[start of MATERIAL FOR THIS EXERCISE]
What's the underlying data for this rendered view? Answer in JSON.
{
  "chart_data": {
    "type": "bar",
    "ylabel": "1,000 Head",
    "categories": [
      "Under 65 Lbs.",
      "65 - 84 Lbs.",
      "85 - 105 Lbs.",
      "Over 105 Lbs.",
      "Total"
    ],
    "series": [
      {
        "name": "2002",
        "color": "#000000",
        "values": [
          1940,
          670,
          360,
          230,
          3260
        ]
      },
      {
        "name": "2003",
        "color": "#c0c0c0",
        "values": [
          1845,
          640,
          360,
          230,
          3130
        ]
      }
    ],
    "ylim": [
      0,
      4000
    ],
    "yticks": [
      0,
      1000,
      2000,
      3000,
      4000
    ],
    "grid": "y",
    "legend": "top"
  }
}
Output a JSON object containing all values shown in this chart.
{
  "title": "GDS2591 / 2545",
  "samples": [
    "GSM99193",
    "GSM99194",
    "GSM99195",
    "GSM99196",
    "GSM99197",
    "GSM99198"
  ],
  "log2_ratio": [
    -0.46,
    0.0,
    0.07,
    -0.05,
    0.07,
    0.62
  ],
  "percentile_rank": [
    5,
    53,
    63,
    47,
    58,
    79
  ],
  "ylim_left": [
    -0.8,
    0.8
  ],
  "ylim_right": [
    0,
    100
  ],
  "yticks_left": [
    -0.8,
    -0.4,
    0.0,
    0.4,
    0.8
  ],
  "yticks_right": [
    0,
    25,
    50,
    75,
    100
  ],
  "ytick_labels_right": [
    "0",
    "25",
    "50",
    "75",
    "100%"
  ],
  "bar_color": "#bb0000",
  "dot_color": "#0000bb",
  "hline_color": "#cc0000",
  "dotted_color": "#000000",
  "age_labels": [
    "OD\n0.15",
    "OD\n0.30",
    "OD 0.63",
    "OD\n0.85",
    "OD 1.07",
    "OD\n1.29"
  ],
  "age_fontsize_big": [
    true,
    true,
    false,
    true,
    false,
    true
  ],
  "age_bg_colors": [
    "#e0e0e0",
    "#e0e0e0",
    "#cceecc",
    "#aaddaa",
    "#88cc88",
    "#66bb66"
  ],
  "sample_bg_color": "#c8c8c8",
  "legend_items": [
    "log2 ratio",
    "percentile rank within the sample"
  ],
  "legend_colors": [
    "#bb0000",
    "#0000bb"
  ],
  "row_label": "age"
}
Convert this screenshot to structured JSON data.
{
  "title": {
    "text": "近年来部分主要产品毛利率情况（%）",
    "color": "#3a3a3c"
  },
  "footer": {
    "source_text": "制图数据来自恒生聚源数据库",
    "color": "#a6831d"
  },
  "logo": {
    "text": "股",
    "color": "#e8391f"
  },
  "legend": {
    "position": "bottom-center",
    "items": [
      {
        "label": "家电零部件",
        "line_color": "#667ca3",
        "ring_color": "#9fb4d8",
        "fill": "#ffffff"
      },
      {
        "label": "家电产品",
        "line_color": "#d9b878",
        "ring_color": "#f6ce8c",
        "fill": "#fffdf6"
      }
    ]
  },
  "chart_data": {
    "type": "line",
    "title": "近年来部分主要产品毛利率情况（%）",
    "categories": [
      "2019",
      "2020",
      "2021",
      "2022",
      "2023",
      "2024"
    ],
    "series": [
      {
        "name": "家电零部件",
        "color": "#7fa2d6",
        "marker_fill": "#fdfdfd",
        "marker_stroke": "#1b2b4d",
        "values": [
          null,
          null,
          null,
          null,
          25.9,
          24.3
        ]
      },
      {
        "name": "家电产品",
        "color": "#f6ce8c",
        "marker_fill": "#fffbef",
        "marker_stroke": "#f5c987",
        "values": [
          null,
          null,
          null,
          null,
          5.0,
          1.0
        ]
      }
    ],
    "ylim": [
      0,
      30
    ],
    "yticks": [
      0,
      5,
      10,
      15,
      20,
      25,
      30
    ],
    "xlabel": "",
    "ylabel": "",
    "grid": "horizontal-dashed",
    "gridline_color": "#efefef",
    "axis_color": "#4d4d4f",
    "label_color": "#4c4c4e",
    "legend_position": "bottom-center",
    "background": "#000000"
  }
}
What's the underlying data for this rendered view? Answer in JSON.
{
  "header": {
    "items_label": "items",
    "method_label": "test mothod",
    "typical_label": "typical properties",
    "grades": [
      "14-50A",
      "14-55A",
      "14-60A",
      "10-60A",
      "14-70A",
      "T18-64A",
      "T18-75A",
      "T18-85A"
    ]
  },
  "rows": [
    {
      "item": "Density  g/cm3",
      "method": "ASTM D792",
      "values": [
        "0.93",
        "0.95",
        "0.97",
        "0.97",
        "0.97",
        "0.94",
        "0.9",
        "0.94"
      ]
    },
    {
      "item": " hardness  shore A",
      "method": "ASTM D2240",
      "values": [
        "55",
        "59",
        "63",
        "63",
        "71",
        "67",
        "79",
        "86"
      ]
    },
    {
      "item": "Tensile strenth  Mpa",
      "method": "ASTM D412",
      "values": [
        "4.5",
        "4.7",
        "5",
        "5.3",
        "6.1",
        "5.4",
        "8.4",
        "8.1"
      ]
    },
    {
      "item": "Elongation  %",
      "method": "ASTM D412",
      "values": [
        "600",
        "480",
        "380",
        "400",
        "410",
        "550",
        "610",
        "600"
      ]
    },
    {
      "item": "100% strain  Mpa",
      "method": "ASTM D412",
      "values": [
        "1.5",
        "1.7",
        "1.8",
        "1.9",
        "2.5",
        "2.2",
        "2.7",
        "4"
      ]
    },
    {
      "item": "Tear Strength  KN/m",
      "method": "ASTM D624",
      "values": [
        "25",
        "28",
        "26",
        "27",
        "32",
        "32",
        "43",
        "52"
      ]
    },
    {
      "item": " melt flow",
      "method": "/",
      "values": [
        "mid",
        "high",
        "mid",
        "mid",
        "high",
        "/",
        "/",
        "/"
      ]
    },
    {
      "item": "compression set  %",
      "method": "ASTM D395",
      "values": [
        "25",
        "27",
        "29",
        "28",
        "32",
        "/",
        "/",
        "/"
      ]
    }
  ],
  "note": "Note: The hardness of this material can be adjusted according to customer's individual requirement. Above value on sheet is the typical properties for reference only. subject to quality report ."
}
[end of MATERIAL FOR THIS EXERCISE]
EXERCISE DETAILS - Scan the entries above. Copy each line that has the string "center".

EXERCISE RESULT -
    "position": "bottom-center",
    "legend_position": "bottom-center",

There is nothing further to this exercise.